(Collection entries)
>> Start
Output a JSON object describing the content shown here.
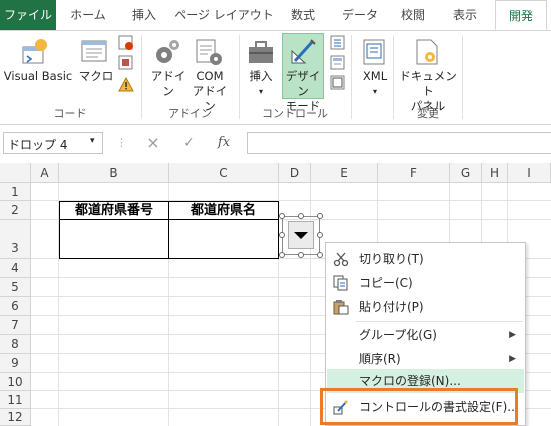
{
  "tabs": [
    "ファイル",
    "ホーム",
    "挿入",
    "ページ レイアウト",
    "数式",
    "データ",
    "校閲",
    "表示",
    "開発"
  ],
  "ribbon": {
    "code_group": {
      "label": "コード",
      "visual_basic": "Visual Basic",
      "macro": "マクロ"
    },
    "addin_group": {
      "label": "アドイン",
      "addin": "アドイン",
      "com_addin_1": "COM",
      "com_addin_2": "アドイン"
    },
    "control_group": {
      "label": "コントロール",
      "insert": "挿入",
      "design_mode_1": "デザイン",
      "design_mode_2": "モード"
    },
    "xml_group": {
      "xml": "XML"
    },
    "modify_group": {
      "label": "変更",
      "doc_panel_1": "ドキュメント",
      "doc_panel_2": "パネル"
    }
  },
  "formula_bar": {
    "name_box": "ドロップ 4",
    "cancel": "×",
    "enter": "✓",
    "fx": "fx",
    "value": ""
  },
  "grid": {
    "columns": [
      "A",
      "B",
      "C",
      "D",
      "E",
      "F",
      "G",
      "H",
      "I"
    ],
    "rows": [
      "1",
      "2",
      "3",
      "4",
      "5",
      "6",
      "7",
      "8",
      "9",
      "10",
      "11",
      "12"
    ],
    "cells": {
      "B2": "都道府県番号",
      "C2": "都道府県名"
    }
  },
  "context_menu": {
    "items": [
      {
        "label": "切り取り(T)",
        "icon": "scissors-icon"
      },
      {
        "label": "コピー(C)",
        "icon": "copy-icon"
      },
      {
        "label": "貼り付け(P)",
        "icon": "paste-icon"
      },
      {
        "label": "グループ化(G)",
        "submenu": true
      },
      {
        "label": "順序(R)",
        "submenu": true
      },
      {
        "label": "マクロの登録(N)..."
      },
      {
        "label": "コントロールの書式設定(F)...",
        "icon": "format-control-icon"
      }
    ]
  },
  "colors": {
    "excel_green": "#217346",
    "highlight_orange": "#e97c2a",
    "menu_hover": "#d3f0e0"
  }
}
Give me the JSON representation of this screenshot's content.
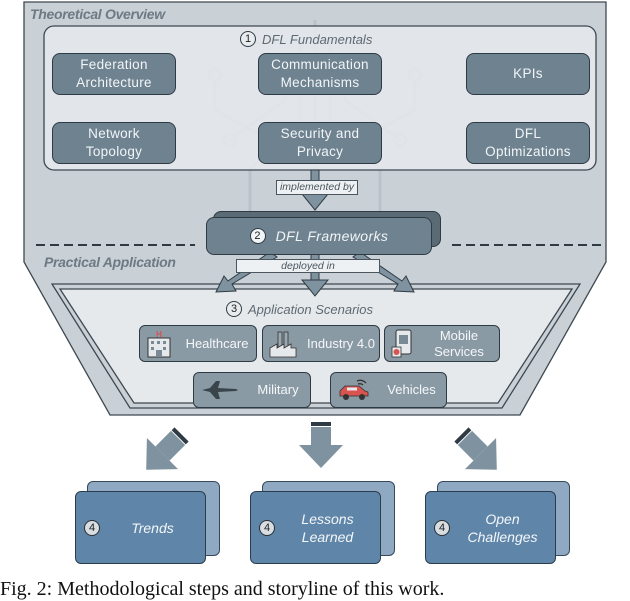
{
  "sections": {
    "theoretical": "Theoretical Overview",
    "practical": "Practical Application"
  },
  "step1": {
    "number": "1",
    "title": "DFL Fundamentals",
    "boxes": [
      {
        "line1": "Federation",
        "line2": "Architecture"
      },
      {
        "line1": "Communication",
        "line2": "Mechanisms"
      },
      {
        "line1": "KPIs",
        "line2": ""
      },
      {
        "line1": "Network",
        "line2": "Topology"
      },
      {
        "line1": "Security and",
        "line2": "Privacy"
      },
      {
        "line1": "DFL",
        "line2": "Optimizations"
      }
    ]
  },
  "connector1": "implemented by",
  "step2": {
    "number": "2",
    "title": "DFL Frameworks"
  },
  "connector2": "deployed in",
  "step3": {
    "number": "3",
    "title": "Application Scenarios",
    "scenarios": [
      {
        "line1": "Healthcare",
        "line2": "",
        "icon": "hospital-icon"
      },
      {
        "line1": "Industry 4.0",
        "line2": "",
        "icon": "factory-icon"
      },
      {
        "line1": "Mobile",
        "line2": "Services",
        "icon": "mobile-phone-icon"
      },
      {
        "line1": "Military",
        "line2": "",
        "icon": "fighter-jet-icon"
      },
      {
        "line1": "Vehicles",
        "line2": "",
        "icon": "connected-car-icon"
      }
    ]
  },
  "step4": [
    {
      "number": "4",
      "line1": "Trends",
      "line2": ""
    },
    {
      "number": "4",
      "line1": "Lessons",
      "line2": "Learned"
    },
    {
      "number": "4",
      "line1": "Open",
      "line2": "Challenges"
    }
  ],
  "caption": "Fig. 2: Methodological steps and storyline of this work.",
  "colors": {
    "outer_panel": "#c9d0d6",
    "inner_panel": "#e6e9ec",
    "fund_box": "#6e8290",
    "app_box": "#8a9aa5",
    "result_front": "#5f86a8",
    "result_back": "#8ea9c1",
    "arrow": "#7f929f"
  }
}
>> End
>> Start
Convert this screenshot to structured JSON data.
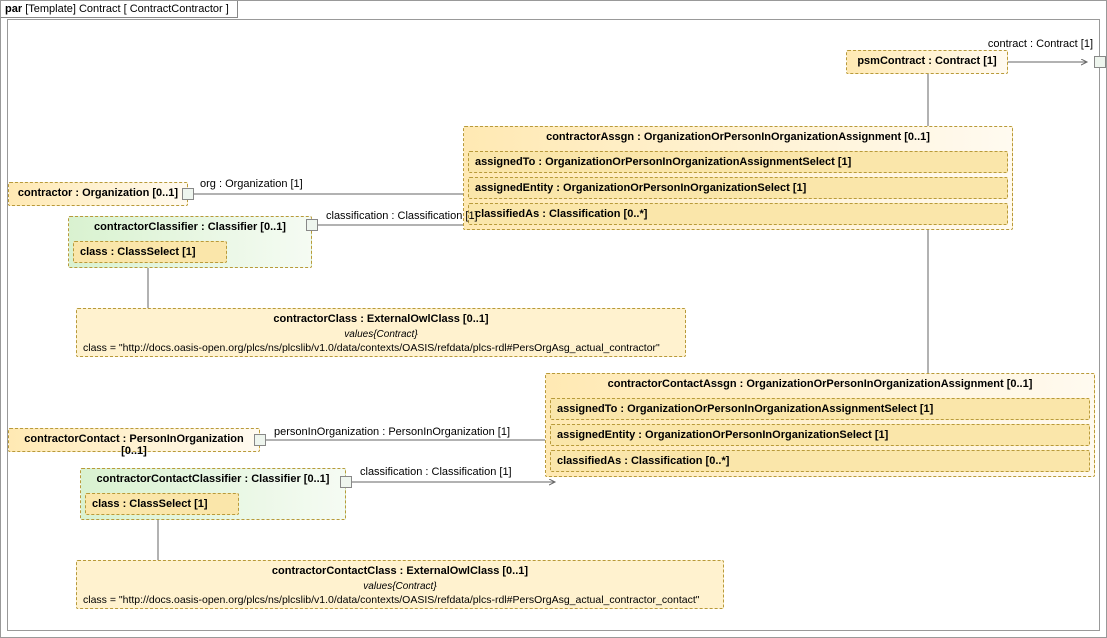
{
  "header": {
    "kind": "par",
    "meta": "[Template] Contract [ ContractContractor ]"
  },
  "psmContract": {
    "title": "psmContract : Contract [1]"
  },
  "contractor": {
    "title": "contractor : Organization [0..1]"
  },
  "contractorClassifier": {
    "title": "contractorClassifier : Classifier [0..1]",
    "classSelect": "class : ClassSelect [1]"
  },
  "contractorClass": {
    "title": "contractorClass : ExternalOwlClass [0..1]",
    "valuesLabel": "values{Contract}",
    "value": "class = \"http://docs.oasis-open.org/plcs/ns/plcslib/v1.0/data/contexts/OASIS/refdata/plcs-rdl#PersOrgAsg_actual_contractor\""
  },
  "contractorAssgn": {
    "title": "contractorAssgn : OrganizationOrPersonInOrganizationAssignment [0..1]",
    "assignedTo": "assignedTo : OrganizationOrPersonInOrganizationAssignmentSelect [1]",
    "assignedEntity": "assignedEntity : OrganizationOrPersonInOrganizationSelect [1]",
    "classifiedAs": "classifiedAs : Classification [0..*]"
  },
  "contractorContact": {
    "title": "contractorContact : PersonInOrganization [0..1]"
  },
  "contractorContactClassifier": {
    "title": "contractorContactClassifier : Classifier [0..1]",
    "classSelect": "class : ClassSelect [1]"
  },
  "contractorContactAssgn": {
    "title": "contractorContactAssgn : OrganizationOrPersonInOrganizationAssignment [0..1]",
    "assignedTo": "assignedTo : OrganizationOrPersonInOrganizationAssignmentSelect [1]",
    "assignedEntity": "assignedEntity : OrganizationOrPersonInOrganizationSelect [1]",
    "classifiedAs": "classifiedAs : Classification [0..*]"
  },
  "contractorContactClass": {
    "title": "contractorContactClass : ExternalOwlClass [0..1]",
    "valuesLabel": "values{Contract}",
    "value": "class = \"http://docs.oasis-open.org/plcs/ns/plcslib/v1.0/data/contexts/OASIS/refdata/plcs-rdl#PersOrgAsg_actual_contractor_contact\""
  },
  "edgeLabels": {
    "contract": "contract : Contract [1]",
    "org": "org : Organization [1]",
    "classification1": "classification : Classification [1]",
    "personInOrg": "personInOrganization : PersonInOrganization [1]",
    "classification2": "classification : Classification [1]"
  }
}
>> End
* [Problem] How many lines in the records above contain the word "docs"? Reply with the number alone.

* [Worked answer] 2